(WHAT IS ASKED) How many of the lines below include "Energy"? Give the number and no other words.

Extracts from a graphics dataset

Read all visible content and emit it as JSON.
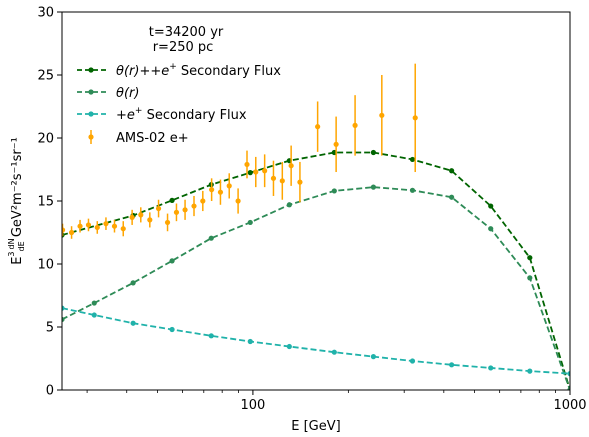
{
  "chart_data": {
    "type": "line",
    "xlabel": "E [GeV]",
    "ylabel_main": "E",
    "ylabel_sup": "3",
    "ylabel_frac_num": "dN",
    "ylabel_frac_den": "dE",
    "ylabel_units": " GeV²m⁻²s⁻¹sr⁻¹",
    "xscale": "log",
    "xlim": [
      25,
      1000
    ],
    "ylim": [
      0,
      30
    ],
    "x_ticks": [
      {
        "value": 100,
        "label": "100"
      },
      {
        "value": 1000,
        "label": "1000"
      }
    ],
    "y_ticks": [
      {
        "value": 0,
        "label": "0"
      },
      {
        "value": 5,
        "label": "5"
      },
      {
        "value": 10,
        "label": "10"
      },
      {
        "value": 15,
        "label": "15"
      },
      {
        "value": 20,
        "label": "20"
      },
      {
        "value": 25,
        "label": "25"
      },
      {
        "value": 30,
        "label": "30"
      }
    ],
    "annotations": [
      {
        "line1": "t=34200 yr",
        "line2": "r=250 pc"
      }
    ],
    "legend_position": "upper-left",
    "legend": [
      {
        "label": "θ(r)++e⁺ Secondary Flux",
        "label_prefix": "θ(r)++",
        "label_e": "e",
        "label_sup": "+",
        "label_suffix": " Secondary Flux",
        "color": "#006400",
        "style": "dashed-marker"
      },
      {
        "label": "θ(r)",
        "label_prefix": "θ(r)",
        "label_e": "",
        "label_sup": "",
        "label_suffix": "",
        "color": "#2e8b57",
        "style": "dashed-marker"
      },
      {
        "label": "+e⁺ Secondary Flux",
        "label_prefix": "+",
        "label_e": "e",
        "label_sup": "+",
        "label_suffix": " Secondary Flux",
        "color": "#20b2aa",
        "style": "dashed-marker"
      },
      {
        "label": "AMS-02 e+",
        "label_prefix": "AMS-02 e+",
        "label_e": "",
        "label_sup": "",
        "label_suffix": "",
        "color": "#ffa500",
        "style": "errorbar"
      }
    ],
    "series": [
      {
        "color": "#006400",
        "points": [
          {
            "x": 25,
            "y": 12.3
          },
          {
            "x": 41.9,
            "y": 13.85
          },
          {
            "x": 55.6,
            "y": 15.05
          },
          {
            "x": 73.9,
            "y": 16.3
          },
          {
            "x": 98.1,
            "y": 17.25
          },
          {
            "x": 130.3,
            "y": 18.2
          },
          {
            "x": 180.6,
            "y": 18.85
          },
          {
            "x": 239.9,
            "y": 18.85
          },
          {
            "x": 318.6,
            "y": 18.3
          },
          {
            "x": 423.3,
            "y": 17.4
          },
          {
            "x": 562.3,
            "y": 14.6
          },
          {
            "x": 746.9,
            "y": 10.5
          },
          {
            "x": 1000,
            "y": 0
          }
        ]
      },
      {
        "color": "#2e8b57",
        "points": [
          {
            "x": 25,
            "y": 5.6
          },
          {
            "x": 31.6,
            "y": 6.9
          },
          {
            "x": 41.9,
            "y": 8.5
          },
          {
            "x": 55.6,
            "y": 10.25
          },
          {
            "x": 73.9,
            "y": 12.05
          },
          {
            "x": 98.1,
            "y": 13.3
          },
          {
            "x": 130.3,
            "y": 14.7
          },
          {
            "x": 180.6,
            "y": 15.8
          },
          {
            "x": 239.9,
            "y": 16.1
          },
          {
            "x": 318.6,
            "y": 15.85
          },
          {
            "x": 423.3,
            "y": 15.3
          },
          {
            "x": 562.3,
            "y": 12.8
          },
          {
            "x": 746.9,
            "y": 8.9
          },
          {
            "x": 1000,
            "y": 0
          }
        ]
      },
      {
        "color": "#20b2aa",
        "points": [
          {
            "x": 25,
            "y": 6.5
          },
          {
            "x": 31.6,
            "y": 5.95
          },
          {
            "x": 41.9,
            "y": 5.3
          },
          {
            "x": 55.6,
            "y": 4.8
          },
          {
            "x": 73.9,
            "y": 4.3
          },
          {
            "x": 98.1,
            "y": 3.85
          },
          {
            "x": 130.3,
            "y": 3.45
          },
          {
            "x": 180.6,
            "y": 3.0
          },
          {
            "x": 239.9,
            "y": 2.65
          },
          {
            "x": 318.6,
            "y": 2.3
          },
          {
            "x": 423.3,
            "y": 2.0
          },
          {
            "x": 562.3,
            "y": 1.75
          },
          {
            "x": 746.9,
            "y": 1.5
          },
          {
            "x": 1000,
            "y": 1.3
          }
        ]
      }
    ],
    "errorbar_series": {
      "color": "#ffa500",
      "points": [
        {
          "x": 25.1,
          "y": 12.7,
          "err": 0.5
        },
        {
          "x": 26.8,
          "y": 12.5,
          "err": 0.5
        },
        {
          "x": 28.5,
          "y": 13.0,
          "err": 0.5
        },
        {
          "x": 30.3,
          "y": 13.1,
          "err": 0.5
        },
        {
          "x": 32.3,
          "y": 12.9,
          "err": 0.5
        },
        {
          "x": 34.4,
          "y": 13.2,
          "err": 0.5
        },
        {
          "x": 36.6,
          "y": 13.0,
          "err": 0.5
        },
        {
          "x": 39.0,
          "y": 12.8,
          "err": 0.6
        },
        {
          "x": 41.6,
          "y": 13.7,
          "err": 0.6
        },
        {
          "x": 44.3,
          "y": 13.9,
          "err": 0.6
        },
        {
          "x": 47.3,
          "y": 13.5,
          "err": 0.6
        },
        {
          "x": 50.4,
          "y": 14.4,
          "err": 0.7
        },
        {
          "x": 53.8,
          "y": 13.3,
          "err": 0.7
        },
        {
          "x": 57.4,
          "y": 14.1,
          "err": 0.7
        },
        {
          "x": 61.1,
          "y": 14.3,
          "err": 0.8
        },
        {
          "x": 65.2,
          "y": 14.6,
          "err": 0.8
        },
        {
          "x": 69.5,
          "y": 15.0,
          "err": 0.8
        },
        {
          "x": 74.1,
          "y": 15.9,
          "err": 0.9
        },
        {
          "x": 79.0,
          "y": 15.7,
          "err": 1.0
        },
        {
          "x": 84.2,
          "y": 16.2,
          "err": 1.0
        },
        {
          "x": 89.8,
          "y": 15.0,
          "err": 1.0
        },
        {
          "x": 95.8,
          "y": 17.9,
          "err": 1.1
        },
        {
          "x": 102.1,
          "y": 17.3,
          "err": 1.2
        },
        {
          "x": 108.9,
          "y": 17.4,
          "err": 1.3
        },
        {
          "x": 116.1,
          "y": 16.8,
          "err": 1.4
        },
        {
          "x": 123.8,
          "y": 16.6,
          "err": 1.5
        },
        {
          "x": 132.0,
          "y": 17.8,
          "err": 1.6
        },
        {
          "x": 140.7,
          "y": 16.5,
          "err": 1.6
        },
        {
          "x": 160.0,
          "y": 20.9,
          "err": 2.0
        },
        {
          "x": 183.0,
          "y": 19.5,
          "err": 2.2
        },
        {
          "x": 210.0,
          "y": 21.0,
          "err": 2.4
        },
        {
          "x": 255.0,
          "y": 21.8,
          "err": 3.2
        },
        {
          "x": 325.0,
          "y": 21.6,
          "err": 4.3
        }
      ]
    }
  }
}
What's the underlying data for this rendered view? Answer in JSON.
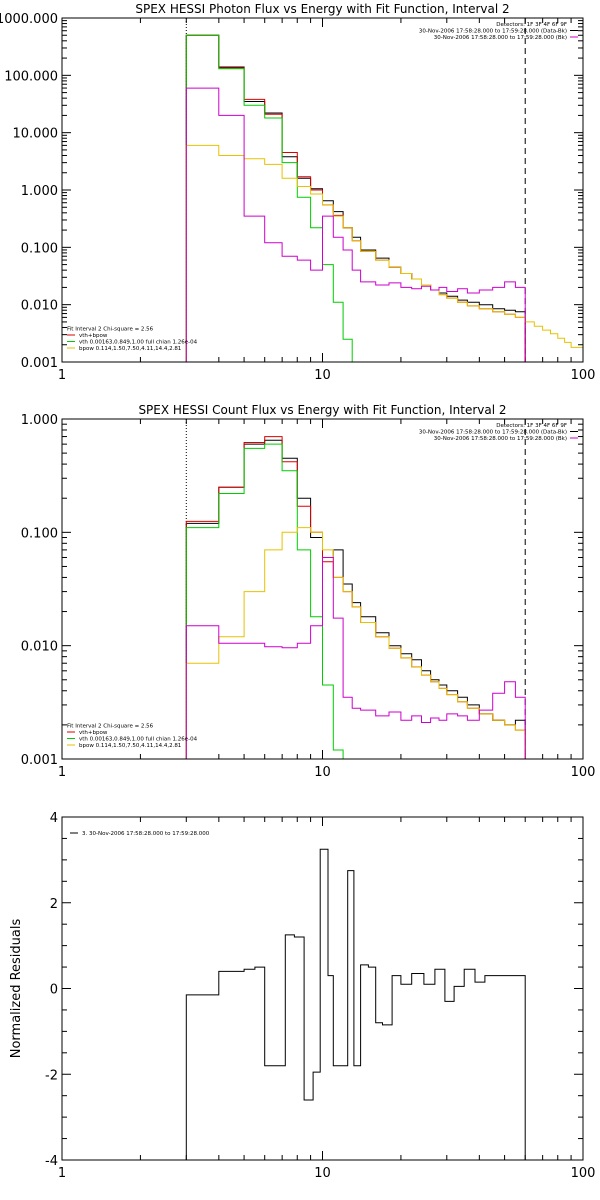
{
  "colors": {
    "data": "#000000",
    "total": "#dd0000",
    "vth": "#00cc00",
    "bpow": "#e6c200",
    "background": "#cc00cc",
    "axes": "#000000"
  },
  "chart_data": [
    {
      "type": "line",
      "title": "SPEX HESSI Photon Flux vs Energy with Fit Function, Interval 2",
      "xlabel": "",
      "ylabel": "",
      "xscale": "log",
      "yscale": "log",
      "xlim": [
        1,
        100
      ],
      "ylim": [
        0.001,
        1000
      ],
      "xticks": [
        {
          "value": 1,
          "label": "1"
        },
        {
          "value": 10,
          "label": "10"
        },
        {
          "value": 100,
          "label": "100"
        }
      ],
      "yticks": [
        {
          "value": 0.001,
          "label": "0.001"
        },
        {
          "value": 0.01,
          "label": "0.010"
        },
        {
          "value": 0.1,
          "label": "0.100"
        },
        {
          "value": 1,
          "label": "1.000"
        },
        {
          "value": 10,
          "label": "10.000"
        },
        {
          "value": 100,
          "label": "100.000"
        },
        {
          "value": 1000,
          "label": "1000.000"
        }
      ],
      "vlines": [
        {
          "x": 3,
          "style": "dotted"
        },
        {
          "x": 60,
          "style": "dashed"
        }
      ],
      "legend_top": {
        "placement": "top-right",
        "entries": [
          {
            "text": "Detectors: 1F 3F 4F 6F 9F",
            "color": ""
          },
          {
            "text": "30-Nov-2006 17:58:28.000 to 17:59:28.000 (Data-Bk)",
            "color": "#000000"
          },
          {
            "text": "30-Nov-2006 17:58:28.000 to 17:59:28.000 (Bk)",
            "color": "#cc00cc"
          }
        ]
      },
      "legend_bottom": {
        "placement": "bottom-left",
        "entries": [
          {
            "text": "Fit Interval 2   Chi-square = 2.56",
            "color": ""
          },
          {
            "text": "vth+bpow",
            "color": "#dd0000"
          },
          {
            "text": "vth 0.00163,0.849,1.00  full chian 1.26e-04",
            "color": "#00cc00"
          },
          {
            "text": "bpow 0.114,1.50,7.50,4.11,14.4,2.81",
            "color": "#e6c200"
          }
        ]
      },
      "series": [
        {
          "color": "#000000",
          "edges": [
            3,
            4,
            5,
            6,
            7,
            8,
            9,
            10,
            11,
            12,
            13,
            14,
            16,
            18,
            20,
            22,
            24,
            26,
            28,
            30,
            33,
            36,
            40,
            45,
            50,
            55,
            60
          ],
          "values": [
            500,
            140,
            35,
            22,
            3.8,
            1.6,
            1.05,
            0.65,
            0.42,
            0.22,
            0.15,
            0.09,
            0.065,
            0.045,
            0.035,
            0.028,
            0.022,
            0.018,
            0.016,
            0.014,
            0.012,
            0.011,
            0.01,
            0.0085,
            0.008,
            0.0075
          ]
        },
        {
          "color": "#dd0000",
          "edges": [
            3,
            4,
            5,
            6,
            7,
            8,
            9,
            10,
            11,
            12,
            13,
            14,
            16,
            18,
            20,
            22,
            24,
            26,
            28,
            30,
            33,
            36,
            40,
            45,
            50,
            55,
            60
          ],
          "values": [
            500,
            135,
            38,
            21,
            4.5,
            1.7,
            1.0,
            0.55,
            0.36,
            0.22,
            0.13,
            0.085,
            0.06,
            0.045,
            0.035,
            0.028,
            0.022,
            0.018,
            0.015,
            0.013,
            0.011,
            0.0095,
            0.0085,
            0.0075,
            0.0068,
            0.006
          ]
        },
        {
          "color": "#00cc00",
          "edges": [
            3,
            4,
            5,
            6,
            7,
            8,
            9,
            10,
            11,
            12,
            13,
            14
          ],
          "values": [
            500,
            130,
            30,
            18,
            3.0,
            0.75,
            0.22,
            0.05,
            0.011,
            0.0025,
            0.0008
          ]
        },
        {
          "color": "#e6c200",
          "edges": [
            3,
            4,
            5,
            6,
            7,
            8,
            9,
            10,
            11,
            12,
            13,
            14,
            16,
            18,
            20,
            22,
            24,
            26,
            28,
            30,
            33,
            36,
            40,
            45,
            50,
            55,
            60,
            65,
            70,
            75,
            80,
            85,
            90,
            100
          ],
          "values": [
            6,
            4,
            3.5,
            2.8,
            1.6,
            1.15,
            0.85,
            0.55,
            0.35,
            0.22,
            0.13,
            0.085,
            0.06,
            0.045,
            0.035,
            0.028,
            0.022,
            0.018,
            0.015,
            0.013,
            0.011,
            0.0095,
            0.0085,
            0.0075,
            0.0068,
            0.006,
            0.005,
            0.0042,
            0.0036,
            0.0031,
            0.0026,
            0.0022,
            0.0018
          ]
        },
        {
          "color": "#cc00cc",
          "edges": [
            3,
            4,
            5,
            6,
            7,
            8,
            9,
            10,
            11,
            12,
            13,
            14,
            16,
            18,
            20,
            22,
            24,
            26,
            28,
            30,
            33,
            36,
            40,
            45,
            50,
            55,
            60
          ],
          "values": [
            60,
            20,
            0.35,
            0.12,
            0.07,
            0.06,
            0.04,
            0.35,
            0.15,
            0.09,
            0.04,
            0.025,
            0.022,
            0.024,
            0.02,
            0.019,
            0.021,
            0.018,
            0.02,
            0.017,
            0.019,
            0.016,
            0.018,
            0.02,
            0.025,
            0.02
          ]
        }
      ]
    },
    {
      "type": "line",
      "title": "SPEX HESSI Count Flux vs Energy with Fit Function, Interval 2",
      "xlabel": "",
      "ylabel": "",
      "xscale": "log",
      "yscale": "log",
      "xlim": [
        1,
        100
      ],
      "ylim": [
        0.001,
        1
      ],
      "xticks": [
        {
          "value": 1,
          "label": "1"
        },
        {
          "value": 10,
          "label": "10"
        },
        {
          "value": 100,
          "label": "100"
        }
      ],
      "yticks": [
        {
          "value": 0.001,
          "label": "0.001"
        },
        {
          "value": 0.01,
          "label": "0.010"
        },
        {
          "value": 0.1,
          "label": "0.100"
        },
        {
          "value": 1,
          "label": "1.000"
        }
      ],
      "vlines": [
        {
          "x": 3,
          "style": "dotted"
        },
        {
          "x": 60,
          "style": "dashed"
        }
      ],
      "legend_top": {
        "placement": "top-right",
        "entries": [
          {
            "text": "Detectors: 1F 3F 4F 6F 9F",
            "color": ""
          },
          {
            "text": "30-Nov-2006 17:58:28.000 to 17:59:28.000 (Data-Bk)",
            "color": "#000000"
          },
          {
            "text": "30-Nov-2006 17:58:28.000 to 17:59:28.000 (Bk)",
            "color": "#cc00cc"
          }
        ]
      },
      "legend_bottom": {
        "placement": "bottom-left",
        "entries": [
          {
            "text": "Fit Interval 2   Chi-square = 2.56",
            "color": ""
          },
          {
            "text": "vth+bpow",
            "color": "#dd0000"
          },
          {
            "text": "vth 0.00163,0.849,1.00  full chian 1.26e-04",
            "color": "#00cc00"
          },
          {
            "text": "bpow 0.114,1.50,7.50,4.11,14.4,2.81",
            "color": "#e6c200"
          }
        ]
      },
      "series": [
        {
          "color": "#000000",
          "edges": [
            3,
            4,
            5,
            6,
            7,
            8,
            9,
            10,
            11,
            12,
            13,
            14,
            16,
            18,
            20,
            22,
            24,
            26,
            28,
            30,
            33,
            36,
            40,
            45,
            50,
            55,
            60
          ],
          "values": [
            0.12,
            0.25,
            0.6,
            0.65,
            0.45,
            0.2,
            0.09,
            0.06,
            0.07,
            0.035,
            0.024,
            0.018,
            0.013,
            0.01,
            0.0085,
            0.0075,
            0.006,
            0.005,
            0.0045,
            0.004,
            0.0035,
            0.003,
            0.0025,
            0.0022,
            0.002,
            0.0022
          ]
        },
        {
          "color": "#dd0000",
          "edges": [
            3,
            4,
            5,
            6,
            7,
            8,
            9,
            10,
            11,
            12,
            13,
            14,
            16,
            18,
            20,
            22,
            24,
            26,
            28,
            30,
            33,
            36,
            40,
            45,
            50,
            55,
            60
          ],
          "values": [
            0.125,
            0.25,
            0.62,
            0.7,
            0.42,
            0.17,
            0.1,
            0.055,
            0.04,
            0.03,
            0.022,
            0.016,
            0.012,
            0.0095,
            0.0078,
            0.0065,
            0.0055,
            0.0048,
            0.0042,
            0.0037,
            0.0032,
            0.0028,
            0.0025,
            0.0022,
            0.002,
            0.0018
          ]
        },
        {
          "color": "#00cc00",
          "edges": [
            3,
            4,
            5,
            6,
            7,
            8,
            9,
            10,
            11,
            12
          ],
          "values": [
            0.11,
            0.22,
            0.55,
            0.6,
            0.35,
            0.07,
            0.018,
            0.0045,
            0.0012
          ]
        },
        {
          "color": "#e6c200",
          "edges": [
            3,
            4,
            5,
            6,
            7,
            8,
            9,
            10,
            11,
            12,
            13,
            14,
            16,
            18,
            20,
            22,
            24,
            26,
            28,
            30,
            33,
            36,
            40,
            45,
            50,
            55,
            60
          ],
          "values": [
            0.007,
            0.012,
            0.03,
            0.07,
            0.1,
            0.11,
            0.1,
            0.07,
            0.04,
            0.03,
            0.022,
            0.016,
            0.012,
            0.0095,
            0.0078,
            0.0065,
            0.0055,
            0.0048,
            0.0042,
            0.0037,
            0.0032,
            0.0028,
            0.0025,
            0.0022,
            0.002,
            0.0018
          ]
        },
        {
          "color": "#cc00cc",
          "edges": [
            3,
            4,
            5,
            6,
            7,
            8,
            9,
            10,
            11,
            12,
            13,
            14,
            16,
            18,
            20,
            22,
            24,
            26,
            28,
            30,
            33,
            36,
            40,
            45,
            50,
            55,
            60
          ],
          "values": [
            0.015,
            0.0105,
            0.0105,
            0.0098,
            0.0096,
            0.0105,
            0.015,
            0.06,
            0.0175,
            0.0035,
            0.0028,
            0.0027,
            0.0024,
            0.0026,
            0.0022,
            0.0024,
            0.0021,
            0.0023,
            0.0022,
            0.0025,
            0.0024,
            0.0022,
            0.0027,
            0.0038,
            0.0048,
            0.0035
          ]
        }
      ]
    },
    {
      "type": "line",
      "title": "",
      "xlabel": "",
      "ylabel": "Normalized Residuals",
      "xscale": "log",
      "yscale": "linear",
      "xlim": [
        1,
        100
      ],
      "ylim": [
        -4,
        4
      ],
      "xticks": [
        {
          "value": 1,
          "label": "1"
        },
        {
          "value": 10,
          "label": "10"
        },
        {
          "value": 100,
          "label": "100"
        }
      ],
      "yticks": [
        {
          "value": -4,
          "label": "-4"
        },
        {
          "value": -2,
          "label": "-2"
        },
        {
          "value": 0,
          "label": "0"
        },
        {
          "value": 2,
          "label": "2"
        },
        {
          "value": 4,
          "label": "4"
        }
      ],
      "vlines": [],
      "legend_top": {
        "placement": "top-left",
        "entries": [
          {
            "text": "3. 30-Nov-2006 17:58:28.000 to 17:59:28.000",
            "color": "#000000"
          }
        ]
      },
      "legend_bottom": {
        "placement": "",
        "entries": []
      },
      "series": [
        {
          "color": "#000000",
          "edges": [
            3,
            3.5,
            4,
            4.5,
            5,
            5.5,
            6,
            6.6,
            7.2,
            7.8,
            8.5,
            9.2,
            9.8,
            10.5,
            11,
            11.8,
            12.5,
            13.2,
            14,
            15,
            16,
            17,
            18.5,
            20,
            22,
            24.5,
            27,
            29.5,
            32,
            35,
            38.5,
            42,
            46,
            50,
            55,
            60
          ],
          "values": [
            -0.15,
            -0.15,
            0.4,
            0.4,
            0.45,
            0.5,
            -1.8,
            -1.8,
            1.25,
            1.2,
            -2.6,
            -1.95,
            3.25,
            0.3,
            -1.8,
            -1.8,
            2.75,
            -1.8,
            0.55,
            0.5,
            -0.8,
            -0.85,
            0.3,
            0.1,
            0.35,
            0.1,
            0.45,
            -0.3,
            0.05,
            0.45,
            0.15,
            0.3,
            0.3,
            0.3,
            0.3
          ]
        }
      ]
    }
  ]
}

(COMPLETE ANSWER) 2